═════ Supplied data

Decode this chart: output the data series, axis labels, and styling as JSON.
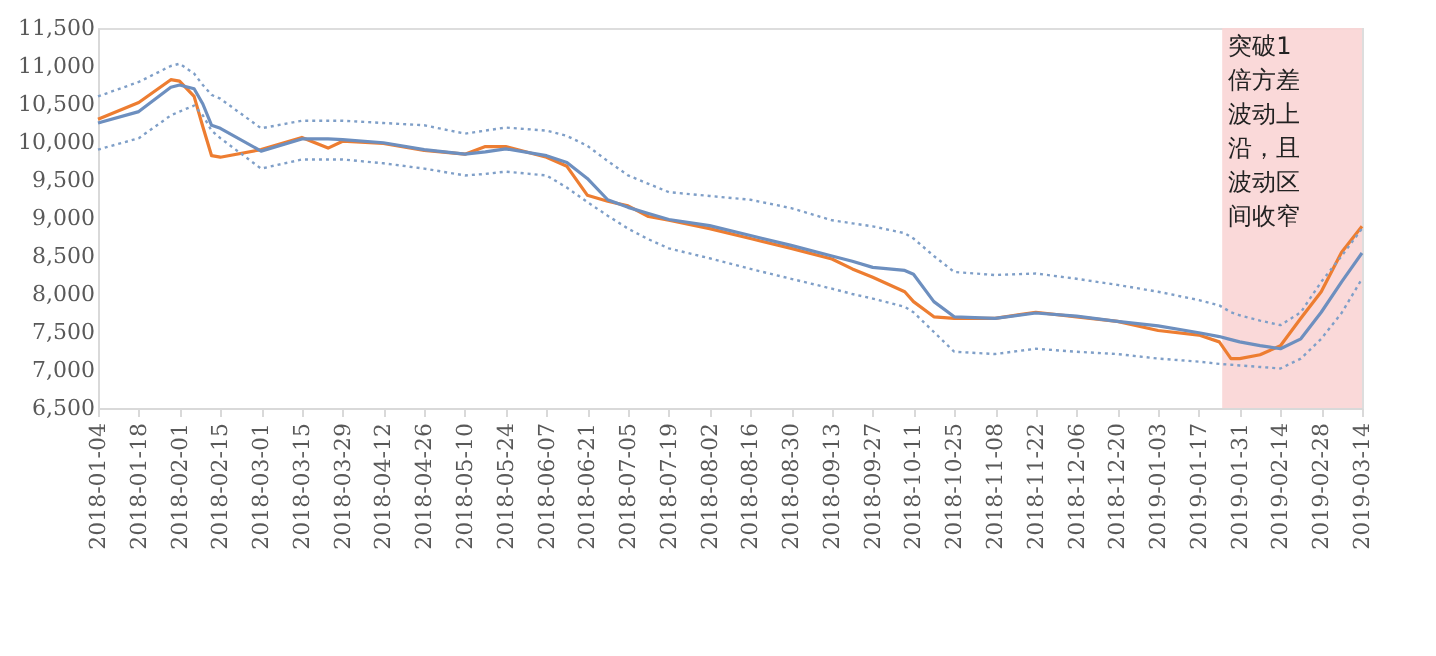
{
  "chart_data": {
    "type": "line",
    "x": [
      "2018-01-04",
      "2018-01-18",
      "2018-01-29",
      "2018-02-01",
      "2018-02-06",
      "2018-02-09",
      "2018-02-12",
      "2018-02-15",
      "2018-03-01",
      "2018-03-15",
      "2018-03-24",
      "2018-03-29",
      "2018-04-12",
      "2018-04-26",
      "2018-05-10",
      "2018-05-17",
      "2018-05-24",
      "2018-06-07",
      "2018-06-14",
      "2018-06-21",
      "2018-06-28",
      "2018-07-05",
      "2018-07-12",
      "2018-07-19",
      "2018-08-02",
      "2018-08-16",
      "2018-08-30",
      "2018-09-13",
      "2018-09-20",
      "2018-09-27",
      "2018-10-08",
      "2018-10-11",
      "2018-10-18",
      "2018-10-25",
      "2018-11-08",
      "2018-11-22",
      "2018-12-06",
      "2018-12-20",
      "2019-01-03",
      "2019-01-17",
      "2019-01-24",
      "2019-01-28",
      "2019-01-31",
      "2019-02-07",
      "2019-02-14",
      "2019-02-21",
      "2019-02-28",
      "2019-03-07",
      "2019-03-14"
    ],
    "series": [
      {
        "color": "#ed7d31",
        "line_style": "solid",
        "values": [
          10300,
          10520,
          10820,
          10800,
          10600,
          10200,
          9820,
          9800,
          9900,
          10060,
          9920,
          10010,
          9980,
          9890,
          9840,
          9940,
          9940,
          9800,
          9680,
          9300,
          9220,
          9160,
          9020,
          8970,
          8860,
          8730,
          8600,
          8460,
          8330,
          8220,
          8030,
          7900,
          7700,
          7680,
          7680,
          7760,
          7700,
          7640,
          7520,
          7460,
          7370,
          7150,
          7150,
          7200,
          7320,
          7680,
          8030,
          8550,
          8890
        ]
      },
      {
        "color": "#6d8fbf",
        "line_style": "solid",
        "values": [
          10250,
          10400,
          10720,
          10750,
          10700,
          10500,
          10220,
          10180,
          9880,
          10040,
          10040,
          10030,
          9990,
          9900,
          9840,
          9870,
          9910,
          9820,
          9730,
          9520,
          9240,
          9140,
          9060,
          8980,
          8900,
          8770,
          8640,
          8500,
          8430,
          8350,
          8310,
          8260,
          7900,
          7700,
          7680,
          7750,
          7710,
          7640,
          7580,
          7490,
          7440,
          7400,
          7370,
          7320,
          7280,
          7410,
          7760,
          8160,
          8540
        ]
      },
      {
        "color": "#7f9fc8",
        "line_style": "dotted",
        "values": [
          10600,
          10790,
          11000,
          11030,
          10900,
          10750,
          10620,
          10570,
          10180,
          10280,
          10280,
          10280,
          10250,
          10220,
          10110,
          10150,
          10190,
          10150,
          10080,
          9950,
          9750,
          9560,
          9450,
          9340,
          9290,
          9240,
          9130,
          8970,
          8930,
          8890,
          8800,
          8730,
          8500,
          8290,
          8250,
          8270,
          8200,
          8120,
          8030,
          7920,
          7850,
          7760,
          7720,
          7650,
          7590,
          7760,
          8160,
          8500,
          8860
        ]
      },
      {
        "color": "#7f9fc8",
        "line_style": "dotted",
        "values": [
          9900,
          10050,
          10350,
          10400,
          10480,
          10350,
          10150,
          10050,
          9650,
          9770,
          9770,
          9770,
          9720,
          9650,
          9560,
          9580,
          9610,
          9560,
          9400,
          9210,
          9030,
          8860,
          8720,
          8600,
          8470,
          8330,
          8200,
          8070,
          8000,
          7940,
          7830,
          7760,
          7500,
          7240,
          7210,
          7280,
          7240,
          7210,
          7150,
          7110,
          7080,
          7070,
          7060,
          7040,
          7020,
          7150,
          7410,
          7750,
          8200
        ]
      }
    ],
    "ylim": [
      6500,
      11500
    ],
    "yticks": [
      {
        "value": 6500,
        "label": "6,500"
      },
      {
        "value": 7000,
        "label": "7,000"
      },
      {
        "value": 7500,
        "label": "7,500"
      },
      {
        "value": 8000,
        "label": "8,000"
      },
      {
        "value": 8500,
        "label": "8,500"
      },
      {
        "value": 9000,
        "label": "9,000"
      },
      {
        "value": 9500,
        "label": "9,500"
      },
      {
        "value": 10000,
        "label": "10,000"
      },
      {
        "value": 10500,
        "label": "10,500"
      },
      {
        "value": 11000,
        "label": "11,000"
      },
      {
        "value": 11500,
        "label": "11,500"
      }
    ],
    "xlim": [
      "2018-01-04",
      "2019-03-14"
    ],
    "xticks": [
      "2018-01-04",
      "2018-01-18",
      "2018-02-01",
      "2018-02-15",
      "2018-03-01",
      "2018-03-15",
      "2018-03-29",
      "2018-04-12",
      "2018-04-26",
      "2018-05-10",
      "2018-05-24",
      "2018-06-07",
      "2018-06-21",
      "2018-07-05",
      "2018-07-19",
      "2018-08-02",
      "2018-08-16",
      "2018-08-30",
      "2018-09-13",
      "2018-09-27",
      "2018-10-11",
      "2018-10-25",
      "2018-11-08",
      "2018-11-22",
      "2018-12-06",
      "2018-12-20",
      "2019-01-03",
      "2019-01-17",
      "2019-01-31",
      "2019-02-14",
      "2019-02-28",
      "2019-03-14"
    ],
    "bands": [
      {
        "axis": "x",
        "from": "2019-01-25",
        "to": "2019-03-14",
        "label": "突破1倍方差波动上沿，且波动区间收窄",
        "color": "#f9d5d5"
      }
    ],
    "grid": false,
    "marker": "none"
  }
}
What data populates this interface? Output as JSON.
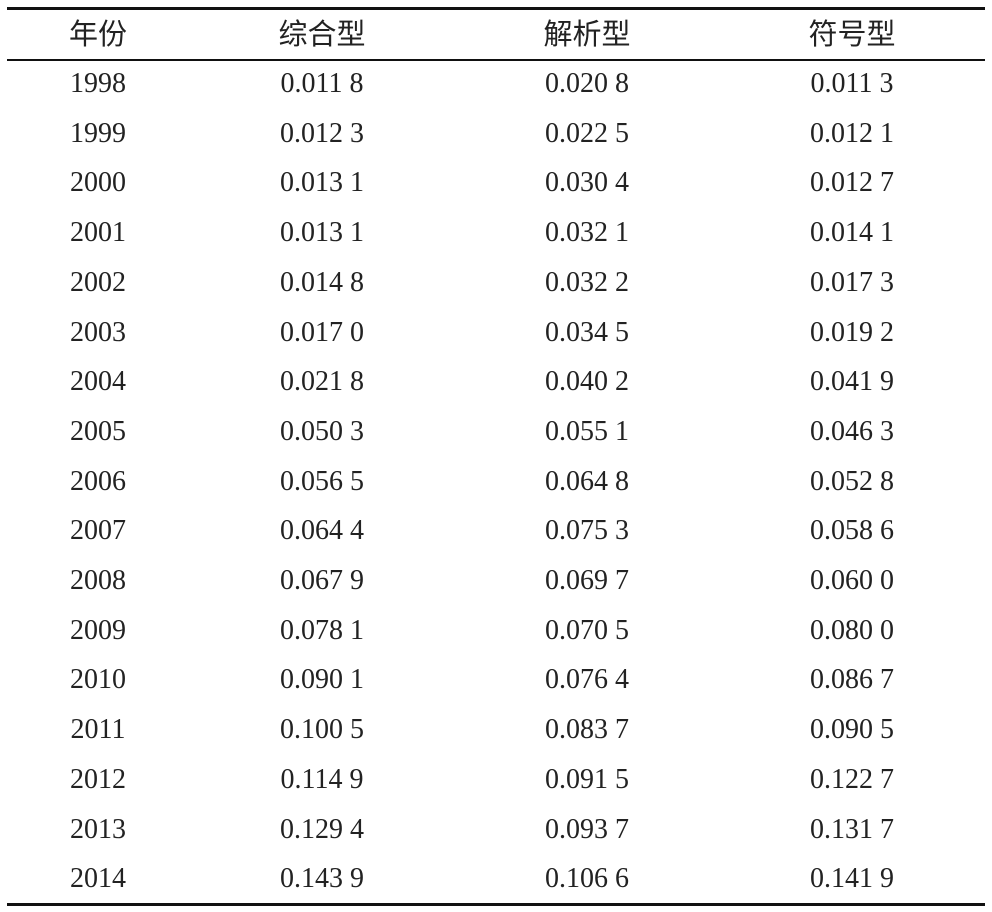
{
  "table": {
    "header": [
      "年份",
      "综合型",
      "解析型",
      "符号型"
    ],
    "rows": [
      [
        "1998",
        "0.011 8",
        "0.020 8",
        "0.011 3"
      ],
      [
        "1999",
        "0.012 3",
        "0.022 5",
        "0.012 1"
      ],
      [
        "2000",
        "0.013 1",
        "0.030 4",
        "0.012 7"
      ],
      [
        "2001",
        "0.013 1",
        "0.032 1",
        "0.014 1"
      ],
      [
        "2002",
        "0.014 8",
        "0.032 2",
        "0.017 3"
      ],
      [
        "2003",
        "0.017 0",
        "0.034 5",
        "0.019 2"
      ],
      [
        "2004",
        "0.021 8",
        "0.040 2",
        "0.041 9"
      ],
      [
        "2005",
        "0.050 3",
        "0.055 1",
        "0.046 3"
      ],
      [
        "2006",
        "0.056 5",
        "0.064 8",
        "0.052 8"
      ],
      [
        "2007",
        "0.064 4",
        "0.075 3",
        "0.058 6"
      ],
      [
        "2008",
        "0.067 9",
        "0.069 7",
        "0.060 0"
      ],
      [
        "2009",
        "0.078 1",
        "0.070 5",
        "0.080 0"
      ],
      [
        "2010",
        "0.090 1",
        "0.076 4",
        "0.086 7"
      ],
      [
        "2011",
        "0.100 5",
        "0.083 7",
        "0.090 5"
      ],
      [
        "2012",
        "0.114 9",
        "0.091 5",
        "0.122 7"
      ],
      [
        "2013",
        "0.129 4",
        "0.093 7",
        "0.131 7"
      ],
      [
        "2014",
        "0.143 9",
        "0.106 6",
        "0.141 9"
      ]
    ]
  }
}
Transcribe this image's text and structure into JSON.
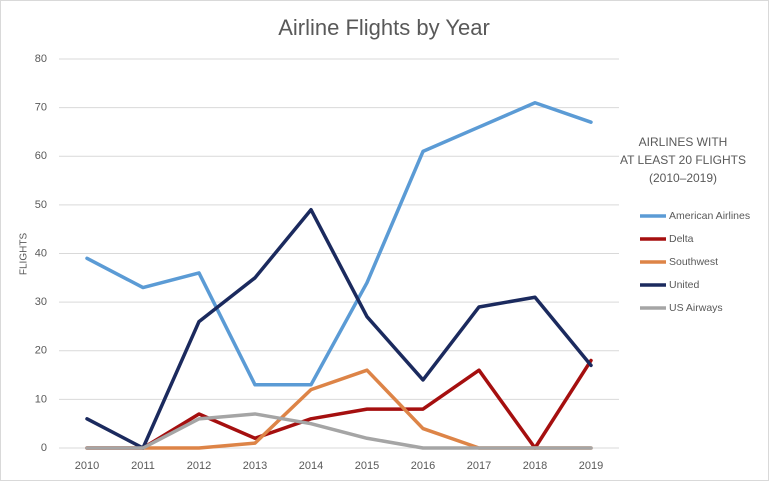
{
  "chart_data": {
    "type": "line",
    "title": "Airline Flights by Year",
    "y_label": "FLIGHTS",
    "legend_title": [
      "AIRLINES WITH",
      "AT LEAST 20 FLIGHTS",
      "(2010–2019)"
    ],
    "legend": "right",
    "categories": [
      "2010",
      "2011",
      "2012",
      "2013",
      "2014",
      "2015",
      "2016",
      "2017",
      "2018",
      "2019"
    ],
    "series": [
      {
        "name": "American Airlines",
        "color": "#5b9bd5",
        "values": [
          39,
          33,
          36,
          13,
          13,
          34,
          61,
          66,
          71,
          67
        ]
      },
      {
        "name": "Delta",
        "color": "#a50f0f",
        "values": [
          0,
          0,
          7,
          2,
          6,
          8,
          8,
          16,
          0,
          18
        ]
      },
      {
        "name": "Southwest",
        "color": "#dd8447",
        "values": [
          0,
          0,
          0,
          1,
          12,
          16,
          4,
          0,
          0,
          0
        ]
      },
      {
        "name": "United",
        "color": "#1b2a5e",
        "values": [
          6,
          0,
          26,
          35,
          49,
          27,
          14,
          29,
          31,
          17
        ]
      },
      {
        "name": "US Airways",
        "color": "#a5a5a5",
        "values": [
          0,
          0,
          6,
          7,
          5,
          2,
          0,
          0,
          0,
          0
        ]
      }
    ],
    "ylim": [
      0,
      80
    ],
    "yticks": [
      0,
      10,
      20,
      30,
      40,
      50,
      60,
      70,
      80
    ],
    "grid": true
  }
}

══════════

▸ Exercise brief
Take every line from the records above that has the word "color" and copy it.

▸ Solved problem
        "color": "#ed7d31",
        "color": "#6d8fbf",
        "color": "#7f9fc8",
        "color": "#7f9fc8",
        "color": "#f9d5d5"
        "color": "#5b9bd5",
        "color": "#a50f0f",
        "color": "#dd8447",
        "color": "#1b2a5e",
        "color": "#a5a5a5",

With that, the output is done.